LESETEXT:
"Ich kann machen was ich will." Mit diesen Worten verabschiedete sich Kimi Räikkönen einst aus der Formel 1. Den ehemaligen Weltmeister, der in den letzten Jahre vor allem auf den Rallye-Pisten dieser Welt beheimatet war, ist nun endgültig zurück. Das Comeback bei Lotus war schon länger unter Dach und Fach, jetzt durfte er die Garage mit einem Formel 1-Boliden verlassen. Mit einem R30 seines Lotus-Rennstalls trat er am Montag um 9.00 Uhr wieder aufs Gas.
Der Gebrauchtwagenfahrer
Dass es sich bei seinem derzeitigen Dienstfahrzeug, um einen zwei Jahre alten Lotus-Renault handelt, stört Räikkönnen naturgemäß nur wenig. "Wenn man 2009 mit dem kommenden Jahr vergleicht, wird der größte Unterschied wohl bei den Reifen liegen. Ich glaube nicht, dass es bei den Autos einen großen Unterschied gibt."

AUSGELESENE EINTRÄGE:
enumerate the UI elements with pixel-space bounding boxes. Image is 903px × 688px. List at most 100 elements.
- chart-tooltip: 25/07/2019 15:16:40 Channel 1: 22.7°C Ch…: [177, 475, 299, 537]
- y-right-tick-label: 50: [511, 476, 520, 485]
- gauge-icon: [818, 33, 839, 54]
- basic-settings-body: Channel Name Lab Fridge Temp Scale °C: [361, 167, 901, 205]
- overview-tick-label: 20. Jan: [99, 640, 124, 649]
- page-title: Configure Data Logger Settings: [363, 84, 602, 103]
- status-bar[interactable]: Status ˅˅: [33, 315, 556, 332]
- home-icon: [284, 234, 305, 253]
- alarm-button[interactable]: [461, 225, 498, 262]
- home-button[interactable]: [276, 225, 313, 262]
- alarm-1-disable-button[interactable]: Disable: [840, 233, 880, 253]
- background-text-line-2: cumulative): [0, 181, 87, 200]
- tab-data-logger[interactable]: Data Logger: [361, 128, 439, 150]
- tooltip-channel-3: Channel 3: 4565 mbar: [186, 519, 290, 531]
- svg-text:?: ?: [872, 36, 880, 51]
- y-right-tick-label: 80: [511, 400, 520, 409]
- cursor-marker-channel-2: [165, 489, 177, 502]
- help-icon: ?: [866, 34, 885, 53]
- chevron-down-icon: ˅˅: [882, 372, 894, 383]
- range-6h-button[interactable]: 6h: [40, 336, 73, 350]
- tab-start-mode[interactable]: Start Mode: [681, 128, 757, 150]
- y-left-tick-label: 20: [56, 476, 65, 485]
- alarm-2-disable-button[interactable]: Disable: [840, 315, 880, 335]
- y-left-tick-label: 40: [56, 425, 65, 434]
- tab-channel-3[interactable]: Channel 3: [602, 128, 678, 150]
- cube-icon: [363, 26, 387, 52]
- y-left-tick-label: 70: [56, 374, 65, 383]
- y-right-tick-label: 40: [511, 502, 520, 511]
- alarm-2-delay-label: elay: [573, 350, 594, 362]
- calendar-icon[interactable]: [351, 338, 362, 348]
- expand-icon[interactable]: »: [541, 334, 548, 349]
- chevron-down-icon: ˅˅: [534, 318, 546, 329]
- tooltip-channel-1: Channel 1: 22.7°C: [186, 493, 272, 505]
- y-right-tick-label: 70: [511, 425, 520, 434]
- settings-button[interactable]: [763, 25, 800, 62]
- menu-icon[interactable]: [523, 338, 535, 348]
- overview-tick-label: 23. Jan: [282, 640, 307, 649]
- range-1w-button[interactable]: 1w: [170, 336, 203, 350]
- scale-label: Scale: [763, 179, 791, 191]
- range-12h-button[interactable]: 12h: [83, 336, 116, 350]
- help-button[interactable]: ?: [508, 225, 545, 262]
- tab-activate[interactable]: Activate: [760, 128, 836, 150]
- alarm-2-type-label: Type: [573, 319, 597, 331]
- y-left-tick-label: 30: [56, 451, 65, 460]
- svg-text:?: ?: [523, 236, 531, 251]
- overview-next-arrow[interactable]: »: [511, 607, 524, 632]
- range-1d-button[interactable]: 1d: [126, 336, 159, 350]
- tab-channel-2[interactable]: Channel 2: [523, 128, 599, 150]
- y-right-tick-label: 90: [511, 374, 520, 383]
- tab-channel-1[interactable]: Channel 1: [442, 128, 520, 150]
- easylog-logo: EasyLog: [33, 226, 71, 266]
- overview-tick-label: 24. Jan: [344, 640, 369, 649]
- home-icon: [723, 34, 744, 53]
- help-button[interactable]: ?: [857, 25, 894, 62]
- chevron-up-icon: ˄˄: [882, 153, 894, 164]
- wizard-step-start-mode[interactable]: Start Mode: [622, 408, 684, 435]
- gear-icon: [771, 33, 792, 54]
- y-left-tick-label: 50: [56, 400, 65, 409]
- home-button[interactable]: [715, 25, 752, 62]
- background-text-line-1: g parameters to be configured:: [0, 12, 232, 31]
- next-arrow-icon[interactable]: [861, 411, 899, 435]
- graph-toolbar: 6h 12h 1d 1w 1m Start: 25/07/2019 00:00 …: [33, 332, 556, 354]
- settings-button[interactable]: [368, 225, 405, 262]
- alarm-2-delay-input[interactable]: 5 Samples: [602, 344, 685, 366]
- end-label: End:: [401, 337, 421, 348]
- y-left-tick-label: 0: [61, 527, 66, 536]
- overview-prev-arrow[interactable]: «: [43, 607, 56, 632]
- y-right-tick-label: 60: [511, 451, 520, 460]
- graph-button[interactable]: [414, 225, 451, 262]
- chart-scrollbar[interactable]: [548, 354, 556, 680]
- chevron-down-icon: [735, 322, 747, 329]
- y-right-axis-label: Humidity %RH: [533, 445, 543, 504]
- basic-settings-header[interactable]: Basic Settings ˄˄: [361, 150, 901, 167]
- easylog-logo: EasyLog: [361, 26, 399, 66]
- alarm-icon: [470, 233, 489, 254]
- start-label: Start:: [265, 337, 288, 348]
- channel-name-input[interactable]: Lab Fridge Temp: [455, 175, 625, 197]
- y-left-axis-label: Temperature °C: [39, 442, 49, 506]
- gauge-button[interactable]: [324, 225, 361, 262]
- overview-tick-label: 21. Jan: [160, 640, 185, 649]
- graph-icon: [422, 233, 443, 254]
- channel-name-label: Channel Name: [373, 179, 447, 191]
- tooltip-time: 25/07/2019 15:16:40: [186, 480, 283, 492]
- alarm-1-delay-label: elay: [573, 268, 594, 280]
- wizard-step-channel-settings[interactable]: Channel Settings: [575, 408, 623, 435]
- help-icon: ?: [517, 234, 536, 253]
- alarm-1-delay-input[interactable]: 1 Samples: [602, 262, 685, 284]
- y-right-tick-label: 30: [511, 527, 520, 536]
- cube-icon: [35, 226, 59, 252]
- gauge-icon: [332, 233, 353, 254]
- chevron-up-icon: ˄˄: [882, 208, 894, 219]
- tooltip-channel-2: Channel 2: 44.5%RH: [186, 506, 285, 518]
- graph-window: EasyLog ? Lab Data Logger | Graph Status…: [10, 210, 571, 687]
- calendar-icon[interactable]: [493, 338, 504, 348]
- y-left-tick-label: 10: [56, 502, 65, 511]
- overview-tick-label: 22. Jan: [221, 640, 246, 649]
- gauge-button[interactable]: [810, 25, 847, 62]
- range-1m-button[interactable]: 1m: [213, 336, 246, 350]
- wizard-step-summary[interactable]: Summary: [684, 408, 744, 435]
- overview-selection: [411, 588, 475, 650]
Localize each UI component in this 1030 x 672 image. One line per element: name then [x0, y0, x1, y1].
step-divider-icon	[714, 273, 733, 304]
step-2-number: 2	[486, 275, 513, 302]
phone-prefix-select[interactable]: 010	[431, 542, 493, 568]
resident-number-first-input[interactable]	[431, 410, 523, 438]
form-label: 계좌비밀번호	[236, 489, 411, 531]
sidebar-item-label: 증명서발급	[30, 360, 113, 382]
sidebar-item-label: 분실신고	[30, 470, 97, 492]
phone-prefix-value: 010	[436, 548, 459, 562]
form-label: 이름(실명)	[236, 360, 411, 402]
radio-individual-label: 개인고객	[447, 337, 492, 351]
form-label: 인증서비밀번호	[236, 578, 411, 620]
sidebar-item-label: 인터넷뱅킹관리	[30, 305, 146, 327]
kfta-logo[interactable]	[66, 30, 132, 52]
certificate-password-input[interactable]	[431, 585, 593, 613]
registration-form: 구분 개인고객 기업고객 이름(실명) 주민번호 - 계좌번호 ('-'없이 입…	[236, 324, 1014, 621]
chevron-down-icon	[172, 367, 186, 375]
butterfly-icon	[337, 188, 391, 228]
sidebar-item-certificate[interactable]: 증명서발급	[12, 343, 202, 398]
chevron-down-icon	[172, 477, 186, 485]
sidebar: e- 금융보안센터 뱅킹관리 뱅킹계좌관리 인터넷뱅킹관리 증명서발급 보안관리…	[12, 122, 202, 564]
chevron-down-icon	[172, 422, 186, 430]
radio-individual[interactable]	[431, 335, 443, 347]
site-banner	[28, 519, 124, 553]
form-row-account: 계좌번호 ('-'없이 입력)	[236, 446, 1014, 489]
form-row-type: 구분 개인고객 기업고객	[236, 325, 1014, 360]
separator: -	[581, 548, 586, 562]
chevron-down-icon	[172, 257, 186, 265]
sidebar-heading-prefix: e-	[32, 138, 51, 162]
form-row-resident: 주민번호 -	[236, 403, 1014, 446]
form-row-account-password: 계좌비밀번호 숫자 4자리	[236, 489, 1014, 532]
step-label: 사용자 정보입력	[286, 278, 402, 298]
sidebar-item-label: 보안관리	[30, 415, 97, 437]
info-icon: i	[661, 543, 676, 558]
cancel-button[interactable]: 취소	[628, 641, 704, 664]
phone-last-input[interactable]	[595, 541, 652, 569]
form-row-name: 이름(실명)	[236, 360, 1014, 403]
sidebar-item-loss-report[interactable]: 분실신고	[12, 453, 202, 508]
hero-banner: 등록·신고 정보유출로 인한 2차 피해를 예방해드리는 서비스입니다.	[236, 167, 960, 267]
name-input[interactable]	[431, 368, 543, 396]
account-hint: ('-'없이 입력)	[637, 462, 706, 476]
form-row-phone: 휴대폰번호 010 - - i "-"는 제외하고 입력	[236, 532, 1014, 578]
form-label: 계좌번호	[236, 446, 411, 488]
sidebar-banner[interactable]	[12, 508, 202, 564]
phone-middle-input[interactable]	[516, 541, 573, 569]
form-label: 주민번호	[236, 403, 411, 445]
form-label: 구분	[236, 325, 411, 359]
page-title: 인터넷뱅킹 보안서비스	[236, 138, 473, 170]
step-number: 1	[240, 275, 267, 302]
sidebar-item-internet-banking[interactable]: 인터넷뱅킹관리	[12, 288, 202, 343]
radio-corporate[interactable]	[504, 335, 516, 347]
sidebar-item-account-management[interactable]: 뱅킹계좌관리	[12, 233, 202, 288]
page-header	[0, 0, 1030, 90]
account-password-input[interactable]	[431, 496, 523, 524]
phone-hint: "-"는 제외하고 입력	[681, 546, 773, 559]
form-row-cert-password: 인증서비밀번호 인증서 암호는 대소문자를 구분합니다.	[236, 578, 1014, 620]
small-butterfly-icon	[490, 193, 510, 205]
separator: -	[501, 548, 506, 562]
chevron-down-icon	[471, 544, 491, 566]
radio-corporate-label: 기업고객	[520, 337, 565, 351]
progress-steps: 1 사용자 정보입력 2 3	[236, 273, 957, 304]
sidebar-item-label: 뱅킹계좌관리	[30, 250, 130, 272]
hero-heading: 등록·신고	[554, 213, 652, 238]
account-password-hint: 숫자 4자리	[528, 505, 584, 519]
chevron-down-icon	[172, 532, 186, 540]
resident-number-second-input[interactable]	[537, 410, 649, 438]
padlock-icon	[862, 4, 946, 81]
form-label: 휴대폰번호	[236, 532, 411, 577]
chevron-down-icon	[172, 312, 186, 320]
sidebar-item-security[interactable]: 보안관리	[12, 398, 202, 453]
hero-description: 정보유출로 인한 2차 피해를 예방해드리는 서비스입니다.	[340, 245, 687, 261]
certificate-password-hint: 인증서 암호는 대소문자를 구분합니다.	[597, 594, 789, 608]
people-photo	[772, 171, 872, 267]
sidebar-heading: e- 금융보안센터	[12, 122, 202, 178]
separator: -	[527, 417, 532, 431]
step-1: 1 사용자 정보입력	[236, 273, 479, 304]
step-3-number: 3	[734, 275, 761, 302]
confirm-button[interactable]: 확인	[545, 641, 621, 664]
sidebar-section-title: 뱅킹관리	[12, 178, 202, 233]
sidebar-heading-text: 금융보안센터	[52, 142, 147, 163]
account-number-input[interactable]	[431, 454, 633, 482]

DEINE AUFGABE:
Schreibe den Lesetext über Kimi Räikkönens Rückkehr in die Formel 1 im Anschluss an seinen letzten Satz weiter.

SCHRIFTLICHE ANTWORT:
Kimi Räikkönen
Wegen der stark reglementierten Testphasen musste der "Icemann" auf das ältere Modell umsteigen. Dabei handelt es sich quasi um "Vorläufe", denn die eigentlichen Testfahrten beginnen am 7. Februar in Jerez. Für den 18-fachen Grand Prix-Sieger sind die Vorläufe dennoch wichtig: "Ich bin ein Formel-1-Auto weder gefahren, noch bin ich seit dem letzten Rennen 2009 in einem gesessen."
Die Weltmeisterklasse
Im spanischen Jerez wird sich der 32-Jährige dann erstmals nach seiner Pause wieder mit dem Rest der Königsklasse messen. Die neue Saison verspricht jetzt schon weltmeisterlich zu werden. Erstmals gehen mit Sebastian Vettel, Michael Schumacher, Fernando Alonso, Jenson Button, Lewis Hamilton und Räikkönen sechs Weltmeister an den Start.